## SUPPLIED PASSAGE
[Begin]
Rebuilding Place in the Urban Space

"A community’s physical form, rather than its land uses, is its most intrinsic and enduring characteristic." [Katz, EPA] This blog focuses on place and placemaking and all that makes it work--historic preservation, urban design, transportation, asset-based community development, arts & cultural development, commercial district revitalization, tourism & destination development, and quality of life advocacy--along with doses of civic engagement and good governance watchdogging.

Thursday, September 19, 2019

Unresolved versus Closed as a determination in handing City inspection/service matters

How DC deals with nuisance and unsafe property inspections is in the news because of two deaths resulting from a fire at an illegal rooming house.

 It turns out that months before, after responding to a call, a police officer informed the city's building department of the likely illegality but for various reasons the property was not inspected, because the person assigned to do an inspection couldn't get in, and after the third attempt, instead of seeking a warrant to demand entry, he "closed" the case.

But the case was closed because he wasn't able to take action. Not because it was "resolved." In fact, the matter remained unresolved.

-- "'A failing of the systems': In rowhouse fire, D.C. missed many chances to save lives," Washington Post

Cases that are unresolved shouldn't be deemed closed, they should remain pending, because they are unresolved.


I have written from time to time about this generally, in terms of 311 responses by "the city," performed after I have made calls (or website entries) about problems I've come across, inclding stolen and abandoned cars, broken water pipes, dead animals, broken tree branches, and a loose board on the bike gutter at the foot of the Metropolitan Branch Trail that still hasn't been fixed. (I reported that and something else while scheduling a bulk pickup, which is easier to do on the phone, than online.)

-- DC 311 informational webpage
-- 311 Online

A big problem for a long time is that you get an email notice of "closed" but with no information about what happened.  I wrote about it at some point.

A few years later, after receiving notice with more explanation, I waxed about the change ("Improvements in 311 response: still has a ways to go," 2018) but a commenter made the point that cases are often closed because for whatever reason, the person sent out to check can't find the problem, or because the system still isn't set up super well to deal with certain places, such as on bridges.

(This came up with a call I'd made about a dead animal on the street. The person assigned couldn't find it, so he knocked on our door. It turns out that it had been pushed out of the travel lane into the gutter. So clearly, not every person assigned to a matter may exhibit perserverence and a willingness to investigate a bit.)
[End]
## MATERIAL SHOWN
[Begin]
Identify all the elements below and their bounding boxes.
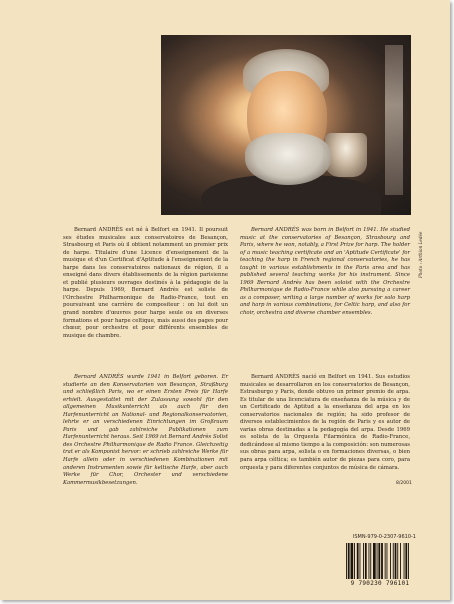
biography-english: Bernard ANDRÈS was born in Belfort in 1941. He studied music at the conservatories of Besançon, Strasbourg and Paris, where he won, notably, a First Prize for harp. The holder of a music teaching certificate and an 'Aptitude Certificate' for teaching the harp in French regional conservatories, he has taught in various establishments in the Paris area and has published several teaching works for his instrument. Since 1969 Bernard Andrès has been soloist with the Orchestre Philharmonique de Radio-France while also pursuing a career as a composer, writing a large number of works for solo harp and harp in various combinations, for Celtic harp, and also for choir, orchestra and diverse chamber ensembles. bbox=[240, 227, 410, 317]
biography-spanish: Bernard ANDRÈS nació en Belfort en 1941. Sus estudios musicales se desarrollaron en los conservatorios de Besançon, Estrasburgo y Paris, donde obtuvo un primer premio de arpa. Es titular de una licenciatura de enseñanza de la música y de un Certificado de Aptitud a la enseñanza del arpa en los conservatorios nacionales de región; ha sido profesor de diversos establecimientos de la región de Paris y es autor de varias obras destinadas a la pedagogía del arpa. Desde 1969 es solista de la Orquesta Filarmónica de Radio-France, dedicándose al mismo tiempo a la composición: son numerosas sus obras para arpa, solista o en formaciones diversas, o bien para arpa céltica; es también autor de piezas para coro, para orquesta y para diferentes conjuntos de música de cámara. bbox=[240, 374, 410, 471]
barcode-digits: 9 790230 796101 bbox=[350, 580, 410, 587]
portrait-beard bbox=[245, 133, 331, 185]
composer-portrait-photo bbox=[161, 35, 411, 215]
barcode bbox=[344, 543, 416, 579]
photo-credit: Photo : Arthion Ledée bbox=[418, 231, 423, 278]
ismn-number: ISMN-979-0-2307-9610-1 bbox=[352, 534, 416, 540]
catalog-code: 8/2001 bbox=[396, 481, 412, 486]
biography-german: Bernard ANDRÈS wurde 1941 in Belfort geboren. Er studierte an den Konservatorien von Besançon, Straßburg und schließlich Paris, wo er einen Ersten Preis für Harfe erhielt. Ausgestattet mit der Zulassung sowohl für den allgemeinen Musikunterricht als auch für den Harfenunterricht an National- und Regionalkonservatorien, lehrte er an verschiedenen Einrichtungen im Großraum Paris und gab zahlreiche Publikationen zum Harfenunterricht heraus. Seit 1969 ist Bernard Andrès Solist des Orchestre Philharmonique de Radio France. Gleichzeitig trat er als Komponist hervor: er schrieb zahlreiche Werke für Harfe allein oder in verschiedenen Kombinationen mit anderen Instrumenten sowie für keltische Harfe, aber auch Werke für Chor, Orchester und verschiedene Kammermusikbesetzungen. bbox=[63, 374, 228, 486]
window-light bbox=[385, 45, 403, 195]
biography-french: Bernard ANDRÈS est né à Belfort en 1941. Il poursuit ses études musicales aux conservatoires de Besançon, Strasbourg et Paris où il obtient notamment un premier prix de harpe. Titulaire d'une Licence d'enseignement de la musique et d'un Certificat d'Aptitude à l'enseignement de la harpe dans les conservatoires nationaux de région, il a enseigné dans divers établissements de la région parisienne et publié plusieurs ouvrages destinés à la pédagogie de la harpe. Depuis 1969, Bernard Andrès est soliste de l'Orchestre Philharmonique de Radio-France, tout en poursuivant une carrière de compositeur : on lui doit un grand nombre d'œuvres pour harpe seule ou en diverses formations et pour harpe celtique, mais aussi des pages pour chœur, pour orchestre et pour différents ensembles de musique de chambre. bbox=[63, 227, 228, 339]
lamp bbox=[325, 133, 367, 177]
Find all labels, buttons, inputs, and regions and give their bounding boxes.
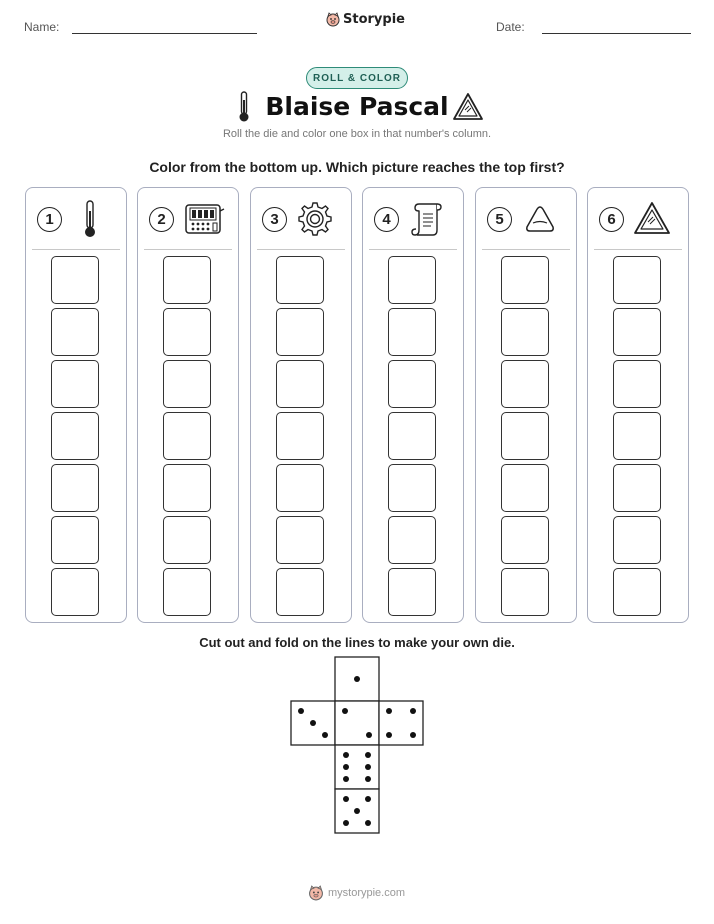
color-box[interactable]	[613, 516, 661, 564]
[End]
## EXERCISE TASKS
(1) Echo the blog post on closed city cases word for word, starting at the words "But the case" and stopping after "phone, than online.)".
(2) Using the blog post on closed city cases, tell whether each statement agrees with it, and answer yes or no with the deciding words quoted from the post.
(a) After the third attempt to get in, the inspector sought a warrant to demand entry.
(b) The writer finds it easier to schedule a bulk pickup by phone than online.
(c) The loose board on the bike gutter at the foot of the Metropolitan Branch Trail has been fixed.
(3) In the blog post on closed city cases, where had the dead animal been moved to?

## OUTPUTS FOR THE TASKS
(1)
But the case was closed because he wasn't able to take action. Not because it was "resolved." In fact, the matter remained unresolved.

-- "'A failing of the systems': In rowhouse fire, D.C. missed many chances to save lives," Washington Post

Cases that are unresolved shouldn't be deemed closed, they should remain pending, because they are unresolved.


I have written from time to time about this generally, in terms of 311 responses by "the city," performed after I have made calls (or website entries) about problems I've come across, inclding stolen and abandoned cars, broken water pipes, dead animals, broken tree branches, and a loose board on the bike gutter at the foot of the Metropolitan Branch Trail that still hasn't been fixed. (I reported that and something else while scheduling a bulk pickup, which is easier to do on the phone, than online.)

(2)
(a) No: "instead of seeking a warrant to demand entry, he "closed" the case."
(b) Yes: "which is easier to do on the phone, than online."
(c) No: "that still hasn't been fixed."

(3) It had been pushed out of the travel lane into the gutter.